Dataset items
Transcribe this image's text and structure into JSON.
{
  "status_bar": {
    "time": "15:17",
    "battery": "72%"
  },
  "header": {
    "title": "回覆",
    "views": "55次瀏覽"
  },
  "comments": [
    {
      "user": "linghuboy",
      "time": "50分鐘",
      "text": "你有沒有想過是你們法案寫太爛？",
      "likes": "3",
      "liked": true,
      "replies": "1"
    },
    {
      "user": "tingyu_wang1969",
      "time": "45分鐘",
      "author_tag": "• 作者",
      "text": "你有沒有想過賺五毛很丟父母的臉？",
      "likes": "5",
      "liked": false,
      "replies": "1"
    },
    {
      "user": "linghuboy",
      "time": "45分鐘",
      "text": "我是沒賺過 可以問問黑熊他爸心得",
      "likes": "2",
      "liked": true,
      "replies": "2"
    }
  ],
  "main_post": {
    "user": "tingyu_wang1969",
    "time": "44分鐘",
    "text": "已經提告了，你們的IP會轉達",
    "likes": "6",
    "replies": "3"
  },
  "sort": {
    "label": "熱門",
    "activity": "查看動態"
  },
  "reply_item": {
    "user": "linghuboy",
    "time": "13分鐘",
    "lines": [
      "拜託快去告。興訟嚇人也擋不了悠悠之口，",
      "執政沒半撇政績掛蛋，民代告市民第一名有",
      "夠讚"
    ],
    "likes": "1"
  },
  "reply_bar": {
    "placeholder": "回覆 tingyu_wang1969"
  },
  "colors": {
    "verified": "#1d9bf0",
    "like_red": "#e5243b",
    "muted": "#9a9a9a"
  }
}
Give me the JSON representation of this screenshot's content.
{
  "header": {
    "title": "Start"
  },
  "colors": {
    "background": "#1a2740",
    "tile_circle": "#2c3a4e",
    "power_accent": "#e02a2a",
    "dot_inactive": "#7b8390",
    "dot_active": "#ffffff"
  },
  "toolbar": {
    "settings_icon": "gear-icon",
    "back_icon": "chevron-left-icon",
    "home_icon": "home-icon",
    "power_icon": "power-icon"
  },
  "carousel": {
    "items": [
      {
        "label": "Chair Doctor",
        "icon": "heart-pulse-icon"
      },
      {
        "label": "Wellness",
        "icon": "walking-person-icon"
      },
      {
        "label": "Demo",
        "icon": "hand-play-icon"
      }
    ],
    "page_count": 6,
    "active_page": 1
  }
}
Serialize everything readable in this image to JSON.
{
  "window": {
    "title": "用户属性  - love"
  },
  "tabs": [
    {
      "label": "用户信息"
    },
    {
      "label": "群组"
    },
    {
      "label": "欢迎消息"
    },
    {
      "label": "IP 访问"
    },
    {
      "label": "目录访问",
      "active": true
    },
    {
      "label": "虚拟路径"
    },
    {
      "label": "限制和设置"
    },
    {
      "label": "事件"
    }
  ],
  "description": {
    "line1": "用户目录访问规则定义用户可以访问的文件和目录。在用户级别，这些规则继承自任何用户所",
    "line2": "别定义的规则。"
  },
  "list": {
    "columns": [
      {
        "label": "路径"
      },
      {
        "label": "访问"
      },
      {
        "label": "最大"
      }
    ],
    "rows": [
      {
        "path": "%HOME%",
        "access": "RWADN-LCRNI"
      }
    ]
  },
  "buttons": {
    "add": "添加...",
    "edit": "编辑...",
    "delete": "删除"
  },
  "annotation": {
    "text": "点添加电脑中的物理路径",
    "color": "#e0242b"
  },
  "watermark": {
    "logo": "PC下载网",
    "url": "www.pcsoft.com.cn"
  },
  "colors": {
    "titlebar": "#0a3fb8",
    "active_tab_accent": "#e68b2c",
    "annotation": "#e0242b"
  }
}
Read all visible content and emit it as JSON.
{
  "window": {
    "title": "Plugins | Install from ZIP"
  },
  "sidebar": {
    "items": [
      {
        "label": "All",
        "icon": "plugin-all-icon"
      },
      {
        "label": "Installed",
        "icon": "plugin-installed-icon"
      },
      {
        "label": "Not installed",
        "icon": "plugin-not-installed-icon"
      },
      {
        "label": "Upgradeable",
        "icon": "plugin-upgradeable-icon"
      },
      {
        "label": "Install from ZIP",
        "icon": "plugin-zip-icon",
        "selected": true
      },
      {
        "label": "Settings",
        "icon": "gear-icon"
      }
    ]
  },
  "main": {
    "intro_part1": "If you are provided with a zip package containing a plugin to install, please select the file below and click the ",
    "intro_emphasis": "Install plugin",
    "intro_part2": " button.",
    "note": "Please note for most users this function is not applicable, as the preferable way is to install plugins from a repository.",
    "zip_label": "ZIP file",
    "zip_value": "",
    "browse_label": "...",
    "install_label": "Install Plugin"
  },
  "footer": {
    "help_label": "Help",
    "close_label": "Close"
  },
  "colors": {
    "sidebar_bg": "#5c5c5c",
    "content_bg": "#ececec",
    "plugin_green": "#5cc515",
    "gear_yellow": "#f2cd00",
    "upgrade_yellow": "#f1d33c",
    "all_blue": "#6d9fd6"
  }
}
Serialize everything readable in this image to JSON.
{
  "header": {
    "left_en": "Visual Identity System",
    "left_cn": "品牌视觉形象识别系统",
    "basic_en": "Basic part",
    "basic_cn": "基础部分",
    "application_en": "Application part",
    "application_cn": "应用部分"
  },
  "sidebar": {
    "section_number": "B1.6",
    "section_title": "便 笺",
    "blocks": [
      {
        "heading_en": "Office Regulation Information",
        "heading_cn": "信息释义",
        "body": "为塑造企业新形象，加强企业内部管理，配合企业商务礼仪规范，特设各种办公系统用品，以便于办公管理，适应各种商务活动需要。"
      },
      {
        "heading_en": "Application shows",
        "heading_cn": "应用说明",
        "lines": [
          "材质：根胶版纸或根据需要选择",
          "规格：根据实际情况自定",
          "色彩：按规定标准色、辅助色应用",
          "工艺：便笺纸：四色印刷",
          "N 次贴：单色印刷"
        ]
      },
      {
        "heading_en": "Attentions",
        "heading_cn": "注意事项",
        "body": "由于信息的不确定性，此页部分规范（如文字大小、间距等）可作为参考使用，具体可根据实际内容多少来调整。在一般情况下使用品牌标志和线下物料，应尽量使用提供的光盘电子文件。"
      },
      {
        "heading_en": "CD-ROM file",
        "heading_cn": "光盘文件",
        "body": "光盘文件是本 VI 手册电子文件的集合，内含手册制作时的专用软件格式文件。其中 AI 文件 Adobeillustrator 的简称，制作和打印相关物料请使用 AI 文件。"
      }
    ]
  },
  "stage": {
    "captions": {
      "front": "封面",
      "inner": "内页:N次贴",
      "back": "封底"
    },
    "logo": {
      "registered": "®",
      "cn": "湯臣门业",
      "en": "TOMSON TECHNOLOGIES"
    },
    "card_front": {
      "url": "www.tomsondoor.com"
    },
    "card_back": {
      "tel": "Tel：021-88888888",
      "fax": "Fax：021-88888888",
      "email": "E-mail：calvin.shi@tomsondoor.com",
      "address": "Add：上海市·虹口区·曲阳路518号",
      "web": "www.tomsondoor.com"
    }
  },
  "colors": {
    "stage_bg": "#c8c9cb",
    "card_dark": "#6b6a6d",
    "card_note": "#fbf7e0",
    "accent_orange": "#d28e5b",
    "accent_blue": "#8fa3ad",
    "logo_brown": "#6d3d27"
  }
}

== What you have to do ==
Extract all of the material exactly as it is written.

== Solution to this exercise ==
Transcribe this image's text and structure into JSON.
{
  "status_bar": {
    "time": "15:17",
    "battery": "72%"
  },
  "header": {
    "title": "回覆",
    "views": "55次瀏覽"
  },
  "comments": [
    {
      "user": "linghuboy",
      "time": "50分鐘",
      "text": "你有沒有想過是你們法案寫太爛？",
      "likes": "3",
      "liked": true,
      "replies": "1"
    },
    {
      "user": "tingyu_wang1969",
      "time": "45分鐘",
      "author_tag": "• 作者",
      "text": "你有沒有想過賺五毛很丟父母的臉？",
      "likes": "5",
      "liked": false,
      "replies": "1"
    },
    {
      "user": "linghuboy",
      "time": "45分鐘",
      "text": "我是沒賺過 可以問問黑熊他爸心得",
      "likes": "2",
      "liked": true,
      "replies": "2"
    }
  ],
  "main_post": {
    "user": "tingyu_wang1969",
    "time": "44分鐘",
    "text": "已經提告了，你們的IP會轉達",
    "likes": "6",
    "replies": "3"
  },
  "sort": {
    "label": "熱門",
    "activity": "查看動態"
  },
  "reply_item": {
    "user": "linghuboy",
    "time": "13分鐘",
    "lines": [
      "拜託快去告。興訟嚇人也擋不了悠悠之口，",
      "執政沒半撇政績掛蛋，民代告市民第一名有",
      "夠讚"
    ],
    "likes": "1"
  },
  "reply_bar": {
    "placeholder": "回覆 tingyu_wang1969"
  },
  "colors": {
    "verified": "#1d9bf0",
    "like_red": "#e5243b",
    "muted": "#9a9a9a"
  }
}
Give me the JSON representation of this screenshot's content.
{
  "header": {
    "title": "Start"
  },
  "colors": {
    "background": "#1a2740",
    "tile_circle": "#2c3a4e",
    "power_accent": "#e02a2a",
    "dot_inactive": "#7b8390",
    "dot_active": "#ffffff"
  },
  "toolbar": {
    "settings_icon": "gear-icon",
    "back_icon": "chevron-left-icon",
    "home_icon": "home-icon",
    "power_icon": "power-icon"
  },
  "carousel": {
    "items": [
      {
        "label": "Chair Doctor",
        "icon": "heart-pulse-icon"
      },
      {
        "label": "Wellness",
        "icon": "walking-person-icon"
      },
      {
        "label": "Demo",
        "icon": "hand-play-icon"
      }
    ],
    "page_count": 6,
    "active_page": 1
  }
}
Serialize everything readable in this image to JSON.
{
  "window": {
    "title": "用户属性  - love"
  },
  "tabs": [
    {
      "label": "用户信息"
    },
    {
      "label": "群组"
    },
    {
      "label": "欢迎消息"
    },
    {
      "label": "IP 访问"
    },
    {
      "label": "目录访问",
      "active": true
    },
    {
      "label": "虚拟路径"
    },
    {
      "label": "限制和设置"
    },
    {
      "label": "事件"
    }
  ],
  "description": {
    "line1": "用户目录访问规则定义用户可以访问的文件和目录。在用户级别，这些规则继承自任何用户所",
    "line2": "别定义的规则。"
  },
  "list": {
    "columns": [
      {
        "label": "路径"
      },
      {
        "label": "访问"
      },
      {
        "label": "最大"
      }
    ],
    "rows": [
      {
        "path": "%HOME%",
        "access": "RWADN-LCRNI"
      }
    ]
  },
  "buttons": {
    "add": "添加...",
    "edit": "编辑...",
    "delete": "删除"
  },
  "annotation": {
    "text": "点添加电脑中的物理路径",
    "color": "#e0242b"
  },
  "watermark": {
    "logo": "PC下载网",
    "url": "www.pcsoft.com.cn"
  },
  "colors": {
    "titlebar": "#0a3fb8",
    "active_tab_accent": "#e68b2c",
    "annotation": "#e0242b"
  }
}
Read all visible content and emit it as JSON.
{
  "window": {
    "title": "Plugins | Install from ZIP"
  },
  "sidebar": {
    "items": [
      {
        "label": "All",
        "icon": "plugin-all-icon"
      },
      {
        "label": "Installed",
        "icon": "plugin-installed-icon"
      },
      {
        "label": "Not installed",
        "icon": "plugin-not-installed-icon"
      },
      {
        "label": "Upgradeable",
        "icon": "plugin-upgradeable-icon"
      },
      {
        "label": "Install from ZIP",
        "icon": "plugin-zip-icon",
        "selected": true
      },
      {
        "label": "Settings",
        "icon": "gear-icon"
      }
    ]
  },
  "main": {
    "intro_part1": "If you are provided with a zip package containing a plugin to install, please select the file below and click the ",
    "intro_emphasis": "Install plugin",
    "intro_part2": " button.",
    "note": "Please note for most users this function is not applicable, as the preferable way is to install plugins from a repository.",
    "zip_label": "ZIP file",
    "zip_value": "",
    "browse_label": "...",
    "install_label": "Install Plugin"
  },
  "footer": {
    "help_label": "Help",
    "close_label": "Close"
  },
  "colors": {
    "sidebar_bg": "#5c5c5c",
    "content_bg": "#ececec",
    "plugin_green": "#5cc515",
    "gear_yellow": "#f2cd00",
    "upgrade_yellow": "#f1d33c",
    "all_blue": "#6d9fd6"
  }
}
Serialize everything readable in this image to JSON.
{
  "header": {
    "left_en": "Visual Identity System",
    "left_cn": "品牌视觉形象识别系统",
    "basic_en": "Basic part",
    "basic_cn": "基础部分",
    "application_en": "Application part",
    "application_cn": "应用部分"
  },
  "sidebar": {
    "section_number": "B1.6",
    "section_title": "便 笺",
    "blocks": [
      {
        "heading_en": "Office Regulation Information",
        "heading_cn": "信息释义",
        "body": "为塑造企业新形象，加强企业内部管理，配合企业商务礼仪规范，特设各种办公系统用品，以便于办公管理，适应各种商务活动需要。"
      },
      {
        "heading_en": "Application shows",
        "heading_cn": "应用说明",
        "lines": [
          "材质：根胶版纸或根据需要选择",
          "规格：根据实际情况自定",
          "色彩：按规定标准色、辅助色应用",
          "工艺：便笺纸：四色印刷",
          "N 次贴：单色印刷"
        ]
      },
      {
        "heading_en": "Attentions",
        "heading_cn": "注意事项",
        "body": "由于信息的不确定性，此页部分规范（如文字大小、间距等）可作为参考使用，具体可根据实际内容多少来调整。在一般情况下使用品牌标志和线下物料，应尽量使用提供的光盘电子文件。"
      },
      {
        "heading_en": "CD-ROM file",
        "heading_cn": "光盘文件",
        "body": "光盘文件是本 VI 手册电子文件的集合，内含手册制作时的专用软件格式文件。其中 AI 文件 Adobeillustrator 的简称，制作和打印相关物料请使用 AI 文件。"
      }
    ]
  },
  "stage": {
    "captions": {
      "front": "封面",
      "inner": "内页:N次贴",
      "back": "封底"
    },
    "logo": {
      "registered": "®",
      "cn": "湯臣门业",
      "en": "TOMSON TECHNOLOGIES"
    },
    "card_front": {
      "url": "www.tomsondoor.com"
    },
    "card_back": {
      "tel": "Tel：021-88888888",
      "fax": "Fax：021-88888888",
      "email": "E-mail：calvin.shi@tomsondoor.com",
      "address": "Add：上海市·虹口区·曲阳路518号",
      "web": "www.tomsondoor.com"
    }
  },
  "colors": {
    "stage_bg": "#c8c9cb",
    "card_dark": "#6b6a6d",
    "card_note": "#fbf7e0",
    "accent_orange": "#d28e5b",
    "accent_blue": "#8fa3ad",
    "logo_brown": "#6d3d27"
  }
}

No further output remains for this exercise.